In the excerpt on Linux logs and monitoring, why was a failed SSH login simulated? Please answer in one to three sentences.

**EXTRACTED TEXT:**
=======

Conclusion: You practiced using journalctl to view, follow, and filter logs from the systemd journal based on time, unit, priority, and other metadata. You also used traditional tools (tail, less, grep) to examine text-based log files in /var/log (if configured). You generated specific log entries using logger and simulated an event (failed SSH login) to practice finding relevant log information for troubleshooting. Understanding how to navigate and interpret system logs is a fundamental troubleshooting skill.

8. Advanced Monitoring and Resource Control

Beyond the standard command-line tools, several more advanced utilities offer consolidated views or finer control over system resources. Control Groups (cgroups) are a powerful kernel feature for limiting and isolating resource usage.

glances The All-in-One Monitoring Tool

glances is a cross-platform, curses-based monitoring tool written in Python. It aims to present a large amount of information from various system resources in a single view, dynamically adapting to the terminal size. It combines aspects of top, htop, iostat, nload, free, and more.

  • Features: CPU, Memory, Load, Process List, Network I/O, Disk I/O, Filesystem Usage, Sensors (temperature/voltage, if supported), Docker container stats, alerts, web UI, REST API.
  • Installation: Often requires installation (sudo apt install glances or sudo pip install glances). May need extra Python libraries for optional features (like sensors, Docker).
  • Usage: Simply run glances.

=======

**DATA PROVIDED:**
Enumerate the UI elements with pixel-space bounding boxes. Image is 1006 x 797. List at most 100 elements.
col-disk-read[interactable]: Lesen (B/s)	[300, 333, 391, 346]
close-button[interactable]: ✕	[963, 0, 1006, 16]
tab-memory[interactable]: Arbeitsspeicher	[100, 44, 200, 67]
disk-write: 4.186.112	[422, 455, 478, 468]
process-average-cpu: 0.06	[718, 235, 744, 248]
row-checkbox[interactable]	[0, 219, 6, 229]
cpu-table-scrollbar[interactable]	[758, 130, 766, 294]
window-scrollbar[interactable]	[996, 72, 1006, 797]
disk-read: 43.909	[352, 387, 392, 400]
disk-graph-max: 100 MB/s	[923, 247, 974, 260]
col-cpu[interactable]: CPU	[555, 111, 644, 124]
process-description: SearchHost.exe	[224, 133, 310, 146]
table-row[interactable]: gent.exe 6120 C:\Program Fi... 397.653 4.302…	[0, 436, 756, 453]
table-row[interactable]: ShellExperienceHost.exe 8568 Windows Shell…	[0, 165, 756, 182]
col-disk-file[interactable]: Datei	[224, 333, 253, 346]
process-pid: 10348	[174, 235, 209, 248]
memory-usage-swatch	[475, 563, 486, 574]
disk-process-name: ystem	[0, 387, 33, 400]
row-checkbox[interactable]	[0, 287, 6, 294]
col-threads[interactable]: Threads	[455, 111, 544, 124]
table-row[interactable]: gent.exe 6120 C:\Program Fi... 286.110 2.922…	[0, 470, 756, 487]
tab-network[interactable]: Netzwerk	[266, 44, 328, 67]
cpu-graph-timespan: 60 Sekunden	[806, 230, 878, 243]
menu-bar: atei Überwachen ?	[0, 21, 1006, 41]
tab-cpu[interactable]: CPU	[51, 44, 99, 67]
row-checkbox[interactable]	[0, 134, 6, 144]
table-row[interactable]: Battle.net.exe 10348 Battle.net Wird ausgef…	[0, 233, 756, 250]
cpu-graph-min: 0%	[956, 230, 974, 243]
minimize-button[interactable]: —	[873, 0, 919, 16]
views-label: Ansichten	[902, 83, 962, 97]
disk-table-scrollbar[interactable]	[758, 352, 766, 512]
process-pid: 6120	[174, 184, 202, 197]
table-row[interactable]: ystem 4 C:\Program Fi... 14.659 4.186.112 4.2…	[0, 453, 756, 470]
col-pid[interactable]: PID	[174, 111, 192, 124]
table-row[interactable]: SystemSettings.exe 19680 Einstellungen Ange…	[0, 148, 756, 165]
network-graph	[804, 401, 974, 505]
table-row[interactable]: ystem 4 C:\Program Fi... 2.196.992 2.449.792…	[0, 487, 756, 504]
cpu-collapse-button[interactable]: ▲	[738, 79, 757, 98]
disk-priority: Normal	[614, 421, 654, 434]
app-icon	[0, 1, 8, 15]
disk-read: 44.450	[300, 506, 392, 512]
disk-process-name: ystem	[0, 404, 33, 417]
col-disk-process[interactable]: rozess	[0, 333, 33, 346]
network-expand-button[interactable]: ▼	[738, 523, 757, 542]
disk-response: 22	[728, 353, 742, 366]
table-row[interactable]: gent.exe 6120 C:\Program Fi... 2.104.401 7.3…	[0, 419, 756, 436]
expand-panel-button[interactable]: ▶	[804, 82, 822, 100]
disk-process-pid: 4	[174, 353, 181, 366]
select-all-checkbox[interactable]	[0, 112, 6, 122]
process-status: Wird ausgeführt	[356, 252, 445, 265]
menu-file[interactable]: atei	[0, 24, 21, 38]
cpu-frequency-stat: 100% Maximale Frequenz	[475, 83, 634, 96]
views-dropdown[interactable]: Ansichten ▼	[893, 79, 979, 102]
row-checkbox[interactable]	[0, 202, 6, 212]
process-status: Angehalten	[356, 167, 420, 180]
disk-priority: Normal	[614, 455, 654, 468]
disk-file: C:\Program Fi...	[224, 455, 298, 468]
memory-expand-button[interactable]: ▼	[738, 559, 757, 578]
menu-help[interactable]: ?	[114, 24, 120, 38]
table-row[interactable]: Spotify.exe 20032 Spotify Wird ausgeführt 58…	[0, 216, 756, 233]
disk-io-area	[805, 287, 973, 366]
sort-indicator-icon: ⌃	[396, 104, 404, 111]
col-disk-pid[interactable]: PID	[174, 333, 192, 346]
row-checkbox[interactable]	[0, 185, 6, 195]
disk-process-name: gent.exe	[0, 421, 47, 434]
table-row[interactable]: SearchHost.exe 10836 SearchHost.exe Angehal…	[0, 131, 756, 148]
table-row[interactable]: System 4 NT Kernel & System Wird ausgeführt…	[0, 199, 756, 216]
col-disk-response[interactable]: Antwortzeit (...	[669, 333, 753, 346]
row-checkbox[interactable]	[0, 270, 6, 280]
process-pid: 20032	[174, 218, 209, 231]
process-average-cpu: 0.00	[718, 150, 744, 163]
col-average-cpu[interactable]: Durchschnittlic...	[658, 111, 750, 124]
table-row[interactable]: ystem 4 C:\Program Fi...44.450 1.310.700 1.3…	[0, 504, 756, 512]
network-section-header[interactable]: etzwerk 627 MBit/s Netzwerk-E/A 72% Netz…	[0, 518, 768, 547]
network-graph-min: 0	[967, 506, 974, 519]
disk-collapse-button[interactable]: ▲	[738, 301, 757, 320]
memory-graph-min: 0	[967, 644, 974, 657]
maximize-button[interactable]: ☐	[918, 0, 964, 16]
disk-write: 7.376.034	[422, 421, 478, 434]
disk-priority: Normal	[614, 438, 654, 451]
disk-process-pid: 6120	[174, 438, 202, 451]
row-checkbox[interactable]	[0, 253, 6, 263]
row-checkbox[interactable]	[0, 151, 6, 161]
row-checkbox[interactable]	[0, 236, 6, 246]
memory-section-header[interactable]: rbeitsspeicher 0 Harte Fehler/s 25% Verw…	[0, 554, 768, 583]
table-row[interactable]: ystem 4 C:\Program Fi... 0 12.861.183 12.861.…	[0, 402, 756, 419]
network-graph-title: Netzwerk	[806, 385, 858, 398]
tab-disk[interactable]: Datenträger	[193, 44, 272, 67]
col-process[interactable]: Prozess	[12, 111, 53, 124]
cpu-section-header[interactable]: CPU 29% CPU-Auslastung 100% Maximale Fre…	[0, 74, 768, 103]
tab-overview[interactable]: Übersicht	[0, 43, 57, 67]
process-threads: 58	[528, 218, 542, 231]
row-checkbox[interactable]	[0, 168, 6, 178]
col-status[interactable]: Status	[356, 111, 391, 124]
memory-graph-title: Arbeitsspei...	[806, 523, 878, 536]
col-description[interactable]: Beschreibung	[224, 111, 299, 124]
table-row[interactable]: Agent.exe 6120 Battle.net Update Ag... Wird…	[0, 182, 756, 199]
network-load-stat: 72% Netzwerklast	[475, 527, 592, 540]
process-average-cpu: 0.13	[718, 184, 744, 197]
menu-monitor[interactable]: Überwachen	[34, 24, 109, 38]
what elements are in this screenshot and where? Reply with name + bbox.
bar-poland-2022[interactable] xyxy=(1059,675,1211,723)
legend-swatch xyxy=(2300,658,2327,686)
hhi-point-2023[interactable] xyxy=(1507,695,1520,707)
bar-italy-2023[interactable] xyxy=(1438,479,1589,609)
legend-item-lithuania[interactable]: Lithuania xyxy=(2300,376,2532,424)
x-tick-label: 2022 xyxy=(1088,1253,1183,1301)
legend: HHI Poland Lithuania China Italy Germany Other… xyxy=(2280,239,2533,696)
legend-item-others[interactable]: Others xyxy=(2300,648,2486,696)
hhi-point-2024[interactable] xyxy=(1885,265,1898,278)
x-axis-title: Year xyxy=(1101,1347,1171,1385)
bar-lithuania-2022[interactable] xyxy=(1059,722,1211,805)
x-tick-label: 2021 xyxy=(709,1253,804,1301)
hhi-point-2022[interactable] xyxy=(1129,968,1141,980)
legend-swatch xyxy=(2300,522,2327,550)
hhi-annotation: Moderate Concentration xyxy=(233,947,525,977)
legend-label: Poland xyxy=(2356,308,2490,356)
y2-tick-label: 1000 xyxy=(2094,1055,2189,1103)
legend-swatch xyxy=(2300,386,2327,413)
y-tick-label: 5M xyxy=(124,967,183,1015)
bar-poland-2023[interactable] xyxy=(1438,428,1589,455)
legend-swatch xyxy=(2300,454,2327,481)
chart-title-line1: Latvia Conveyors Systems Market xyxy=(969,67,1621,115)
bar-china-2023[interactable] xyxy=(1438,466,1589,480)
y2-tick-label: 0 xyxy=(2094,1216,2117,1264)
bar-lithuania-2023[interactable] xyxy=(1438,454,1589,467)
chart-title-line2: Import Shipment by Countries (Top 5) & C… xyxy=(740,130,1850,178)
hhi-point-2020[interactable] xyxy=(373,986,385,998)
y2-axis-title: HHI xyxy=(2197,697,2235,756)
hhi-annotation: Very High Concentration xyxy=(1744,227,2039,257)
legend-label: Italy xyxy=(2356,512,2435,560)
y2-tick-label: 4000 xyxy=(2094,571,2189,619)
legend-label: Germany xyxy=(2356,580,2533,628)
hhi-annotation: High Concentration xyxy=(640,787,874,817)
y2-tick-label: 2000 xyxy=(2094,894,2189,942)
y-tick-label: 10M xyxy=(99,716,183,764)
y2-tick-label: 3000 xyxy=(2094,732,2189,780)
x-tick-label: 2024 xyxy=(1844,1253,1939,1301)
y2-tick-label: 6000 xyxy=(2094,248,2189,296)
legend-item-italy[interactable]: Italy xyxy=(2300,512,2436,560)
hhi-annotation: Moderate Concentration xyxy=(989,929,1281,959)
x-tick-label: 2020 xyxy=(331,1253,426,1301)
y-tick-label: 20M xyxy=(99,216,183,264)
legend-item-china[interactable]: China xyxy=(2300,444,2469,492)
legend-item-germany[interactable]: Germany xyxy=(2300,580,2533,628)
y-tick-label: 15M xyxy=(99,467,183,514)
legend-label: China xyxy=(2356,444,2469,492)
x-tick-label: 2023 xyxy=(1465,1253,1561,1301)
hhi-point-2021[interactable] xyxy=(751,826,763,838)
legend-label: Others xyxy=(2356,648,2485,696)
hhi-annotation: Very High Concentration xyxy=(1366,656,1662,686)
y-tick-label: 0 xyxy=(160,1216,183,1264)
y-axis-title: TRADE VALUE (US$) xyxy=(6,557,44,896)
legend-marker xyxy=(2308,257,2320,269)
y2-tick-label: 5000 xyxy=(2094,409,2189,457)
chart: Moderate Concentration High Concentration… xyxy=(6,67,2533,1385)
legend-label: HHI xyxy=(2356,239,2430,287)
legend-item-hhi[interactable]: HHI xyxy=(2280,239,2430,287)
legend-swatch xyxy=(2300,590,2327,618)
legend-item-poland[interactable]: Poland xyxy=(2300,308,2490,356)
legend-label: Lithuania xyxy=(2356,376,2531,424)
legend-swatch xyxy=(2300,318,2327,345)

=======

**RIGHT ANSWER:**
The failed SSH login was simulated to practice finding the relevant log information for troubleshooting. The excerpt calls the ability to navigate and interpret system logs a fundamental troubleshooting skill.